§ Excerpted passage
···
Despite having one false leg, the result of amputation following the injury sustained when winning the VC, Freddie West lobbied the former commander in France Sir John Salmond and his squadron commander, Trafford Leigh-Mallory, for support to remain in the RAF. His persistence paid off and he secured a permanent commission. But a desk job was not his aim. Surreptitiously he began to fly again and eventually re-qualified as a pilot. At the outbreak of the Second World War he was in command of No 50 Army Co-operation Wing of Blenheims, which joined the Advanced Striking Force in France, where with characteristic ingenuity West turned a Nelsonian eye on reports that one of his squadrons had arranged to have its washing done at the local brothel.
Invalided home with a perforated ulcer, West recovered to be appointed air attaché to Italy. After its declaration of war in 1940, he took up a similar post in Switzerland, where he became closely involved in assisting Allied servicemen to escape via France to neutral Spain. He left the RAF in 1946 as an air commodore to join the Rank Film Organisation in an executive role and played golf until he was eighty. West counted himself fortunate to have survived two world wars (‘to be old you have to be lucky’), especially as he narrowly avoided death in 1944. His former squadron commander, Air Chief Marshal Sir Trafford Leigh-Mallory, had been designated Air Officer Comman
ding in the Far East and invited West to be his Senior Air Staff Officer (SASO). West declined on the grounds that he knew nothing about the Far East, knowledge which he considered essential. Leigh-Mallory and his staff were killed when their aeroplane crashed into a Swiss mountain en route to the appointment.
···
Page layout parsing data
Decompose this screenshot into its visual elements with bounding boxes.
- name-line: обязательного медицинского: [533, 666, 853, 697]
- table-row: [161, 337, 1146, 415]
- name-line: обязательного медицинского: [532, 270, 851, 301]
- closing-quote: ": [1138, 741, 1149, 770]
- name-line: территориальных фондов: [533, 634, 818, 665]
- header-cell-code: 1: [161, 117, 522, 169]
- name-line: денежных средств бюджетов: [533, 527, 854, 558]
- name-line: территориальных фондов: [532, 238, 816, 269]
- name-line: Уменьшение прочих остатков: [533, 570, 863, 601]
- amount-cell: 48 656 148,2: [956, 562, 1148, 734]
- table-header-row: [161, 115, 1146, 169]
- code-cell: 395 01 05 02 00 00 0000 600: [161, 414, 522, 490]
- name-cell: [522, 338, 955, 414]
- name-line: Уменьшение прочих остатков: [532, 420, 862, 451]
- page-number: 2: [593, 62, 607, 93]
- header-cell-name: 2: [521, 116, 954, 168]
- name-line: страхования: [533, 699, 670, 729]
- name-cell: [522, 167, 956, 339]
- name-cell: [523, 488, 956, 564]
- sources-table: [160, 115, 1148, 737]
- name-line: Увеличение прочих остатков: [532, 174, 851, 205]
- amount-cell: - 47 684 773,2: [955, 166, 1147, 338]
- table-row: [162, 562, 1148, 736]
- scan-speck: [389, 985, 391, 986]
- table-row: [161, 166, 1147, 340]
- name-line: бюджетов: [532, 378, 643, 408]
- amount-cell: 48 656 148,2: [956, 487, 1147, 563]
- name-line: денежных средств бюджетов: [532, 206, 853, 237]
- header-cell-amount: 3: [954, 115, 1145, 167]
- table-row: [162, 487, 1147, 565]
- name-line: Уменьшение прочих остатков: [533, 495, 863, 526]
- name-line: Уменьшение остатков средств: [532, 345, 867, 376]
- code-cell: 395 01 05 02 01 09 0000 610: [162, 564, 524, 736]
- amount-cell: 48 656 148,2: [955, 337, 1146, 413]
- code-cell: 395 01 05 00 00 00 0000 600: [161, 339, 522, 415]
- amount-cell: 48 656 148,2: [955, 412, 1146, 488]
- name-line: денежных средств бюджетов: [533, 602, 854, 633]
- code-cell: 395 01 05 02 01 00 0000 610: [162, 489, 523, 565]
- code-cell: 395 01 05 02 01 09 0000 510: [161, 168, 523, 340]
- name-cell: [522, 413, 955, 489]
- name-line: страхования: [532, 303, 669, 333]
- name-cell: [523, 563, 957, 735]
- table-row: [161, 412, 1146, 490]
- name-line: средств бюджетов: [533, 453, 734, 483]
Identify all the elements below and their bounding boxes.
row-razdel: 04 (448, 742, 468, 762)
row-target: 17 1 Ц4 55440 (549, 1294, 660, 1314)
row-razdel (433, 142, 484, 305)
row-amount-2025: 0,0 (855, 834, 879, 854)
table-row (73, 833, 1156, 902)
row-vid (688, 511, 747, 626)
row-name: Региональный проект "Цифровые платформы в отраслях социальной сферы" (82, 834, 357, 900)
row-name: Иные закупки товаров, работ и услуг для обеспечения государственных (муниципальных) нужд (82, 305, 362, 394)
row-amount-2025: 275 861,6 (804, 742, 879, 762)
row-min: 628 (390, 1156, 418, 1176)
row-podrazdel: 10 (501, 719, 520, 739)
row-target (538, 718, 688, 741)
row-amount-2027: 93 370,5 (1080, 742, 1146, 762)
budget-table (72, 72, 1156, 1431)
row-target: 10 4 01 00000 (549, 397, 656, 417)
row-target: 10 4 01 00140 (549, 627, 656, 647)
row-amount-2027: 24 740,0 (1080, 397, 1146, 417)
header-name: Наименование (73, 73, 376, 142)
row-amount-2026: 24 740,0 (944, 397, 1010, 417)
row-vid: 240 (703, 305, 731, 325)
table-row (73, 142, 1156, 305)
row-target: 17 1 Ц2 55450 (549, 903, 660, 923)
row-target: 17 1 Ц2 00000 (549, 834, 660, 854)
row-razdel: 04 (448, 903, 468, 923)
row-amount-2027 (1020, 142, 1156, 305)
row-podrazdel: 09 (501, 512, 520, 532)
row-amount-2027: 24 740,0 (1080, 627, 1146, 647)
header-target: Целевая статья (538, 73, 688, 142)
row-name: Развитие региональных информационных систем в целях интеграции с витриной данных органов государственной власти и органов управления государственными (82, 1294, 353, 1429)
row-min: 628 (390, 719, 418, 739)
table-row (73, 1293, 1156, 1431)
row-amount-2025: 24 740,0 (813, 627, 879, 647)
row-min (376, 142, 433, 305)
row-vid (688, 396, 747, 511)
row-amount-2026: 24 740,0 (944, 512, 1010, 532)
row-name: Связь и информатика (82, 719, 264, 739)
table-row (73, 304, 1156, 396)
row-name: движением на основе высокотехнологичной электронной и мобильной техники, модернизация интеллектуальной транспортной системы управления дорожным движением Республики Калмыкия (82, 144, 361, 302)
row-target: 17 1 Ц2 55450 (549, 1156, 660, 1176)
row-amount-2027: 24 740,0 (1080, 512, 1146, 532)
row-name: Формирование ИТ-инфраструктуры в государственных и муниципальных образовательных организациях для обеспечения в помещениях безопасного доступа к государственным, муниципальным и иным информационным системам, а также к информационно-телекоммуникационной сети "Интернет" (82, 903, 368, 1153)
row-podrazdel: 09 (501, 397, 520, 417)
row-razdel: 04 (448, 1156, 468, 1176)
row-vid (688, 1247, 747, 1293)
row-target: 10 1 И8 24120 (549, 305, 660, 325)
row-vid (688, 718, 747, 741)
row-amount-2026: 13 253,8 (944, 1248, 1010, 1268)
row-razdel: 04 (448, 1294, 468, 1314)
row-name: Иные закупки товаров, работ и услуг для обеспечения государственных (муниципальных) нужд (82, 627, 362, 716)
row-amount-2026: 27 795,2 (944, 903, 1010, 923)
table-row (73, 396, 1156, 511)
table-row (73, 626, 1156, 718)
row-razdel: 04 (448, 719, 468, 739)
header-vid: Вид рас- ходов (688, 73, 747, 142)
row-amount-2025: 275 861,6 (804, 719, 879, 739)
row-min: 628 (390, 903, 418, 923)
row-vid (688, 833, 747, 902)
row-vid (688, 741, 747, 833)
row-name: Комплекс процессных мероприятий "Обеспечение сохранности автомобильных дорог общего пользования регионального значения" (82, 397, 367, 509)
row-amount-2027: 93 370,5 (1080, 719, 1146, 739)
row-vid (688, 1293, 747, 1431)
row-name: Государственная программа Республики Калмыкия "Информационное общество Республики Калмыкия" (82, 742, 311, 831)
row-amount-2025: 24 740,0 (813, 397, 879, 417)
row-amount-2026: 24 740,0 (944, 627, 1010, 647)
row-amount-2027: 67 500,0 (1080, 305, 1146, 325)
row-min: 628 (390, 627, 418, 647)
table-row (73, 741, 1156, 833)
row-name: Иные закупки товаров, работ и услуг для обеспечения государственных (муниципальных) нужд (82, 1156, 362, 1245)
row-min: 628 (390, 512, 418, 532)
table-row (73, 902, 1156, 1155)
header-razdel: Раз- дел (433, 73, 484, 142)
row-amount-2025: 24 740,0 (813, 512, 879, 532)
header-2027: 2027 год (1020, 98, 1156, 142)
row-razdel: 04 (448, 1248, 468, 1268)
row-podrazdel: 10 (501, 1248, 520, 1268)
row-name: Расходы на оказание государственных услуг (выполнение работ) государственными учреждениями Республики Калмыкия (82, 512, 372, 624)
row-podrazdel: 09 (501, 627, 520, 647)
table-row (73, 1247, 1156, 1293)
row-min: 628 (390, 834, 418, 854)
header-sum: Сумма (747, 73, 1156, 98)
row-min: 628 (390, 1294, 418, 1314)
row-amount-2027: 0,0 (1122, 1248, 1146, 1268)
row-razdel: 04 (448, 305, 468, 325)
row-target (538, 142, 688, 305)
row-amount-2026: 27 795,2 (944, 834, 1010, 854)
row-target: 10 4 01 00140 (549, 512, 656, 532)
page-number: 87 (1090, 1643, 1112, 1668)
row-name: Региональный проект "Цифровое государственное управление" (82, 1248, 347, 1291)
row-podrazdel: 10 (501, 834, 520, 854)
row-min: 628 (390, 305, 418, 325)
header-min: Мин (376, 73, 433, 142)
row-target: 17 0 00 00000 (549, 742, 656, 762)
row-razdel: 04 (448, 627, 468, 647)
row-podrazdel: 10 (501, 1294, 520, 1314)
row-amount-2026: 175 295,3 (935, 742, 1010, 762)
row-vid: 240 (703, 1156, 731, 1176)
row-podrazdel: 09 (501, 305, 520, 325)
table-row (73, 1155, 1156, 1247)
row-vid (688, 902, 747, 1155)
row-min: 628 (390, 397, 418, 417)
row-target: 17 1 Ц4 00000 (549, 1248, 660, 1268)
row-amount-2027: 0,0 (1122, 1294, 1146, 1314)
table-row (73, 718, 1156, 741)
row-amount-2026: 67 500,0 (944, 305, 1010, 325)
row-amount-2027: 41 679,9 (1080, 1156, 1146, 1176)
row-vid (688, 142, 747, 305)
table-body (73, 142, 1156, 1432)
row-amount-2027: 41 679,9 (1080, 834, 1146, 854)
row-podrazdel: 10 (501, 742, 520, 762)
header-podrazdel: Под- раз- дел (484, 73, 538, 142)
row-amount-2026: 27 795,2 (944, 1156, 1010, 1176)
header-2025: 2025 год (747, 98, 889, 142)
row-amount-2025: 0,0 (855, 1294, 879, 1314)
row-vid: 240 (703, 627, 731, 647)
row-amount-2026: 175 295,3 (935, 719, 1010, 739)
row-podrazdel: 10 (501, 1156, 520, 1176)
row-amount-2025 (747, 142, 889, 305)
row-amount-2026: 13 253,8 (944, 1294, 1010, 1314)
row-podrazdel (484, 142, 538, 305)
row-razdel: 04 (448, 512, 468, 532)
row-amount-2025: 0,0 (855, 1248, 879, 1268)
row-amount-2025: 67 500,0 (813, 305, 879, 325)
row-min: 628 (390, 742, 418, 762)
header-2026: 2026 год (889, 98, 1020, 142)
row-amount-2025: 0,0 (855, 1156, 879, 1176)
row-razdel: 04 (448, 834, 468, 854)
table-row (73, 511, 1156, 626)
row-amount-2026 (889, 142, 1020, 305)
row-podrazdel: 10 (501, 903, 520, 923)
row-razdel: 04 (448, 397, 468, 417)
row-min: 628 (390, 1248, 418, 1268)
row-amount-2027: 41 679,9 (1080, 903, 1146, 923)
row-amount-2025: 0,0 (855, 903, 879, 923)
···
§ Exercise brief
In the passage about Freddie West:
(a) What did West command when the Second World War began?
(b) To which country was he first appointed air attaché after recovering from his ulcer?
(c) Why did he decline to become Leigh-Mallory's Senior Air Staff Officer?

§ Exercise result
(a) No 50 Army Co-operation Wing of Blenheims.
(b) Italy.
(c) He knew nothing about the Far East, and he considered that knowledge essential.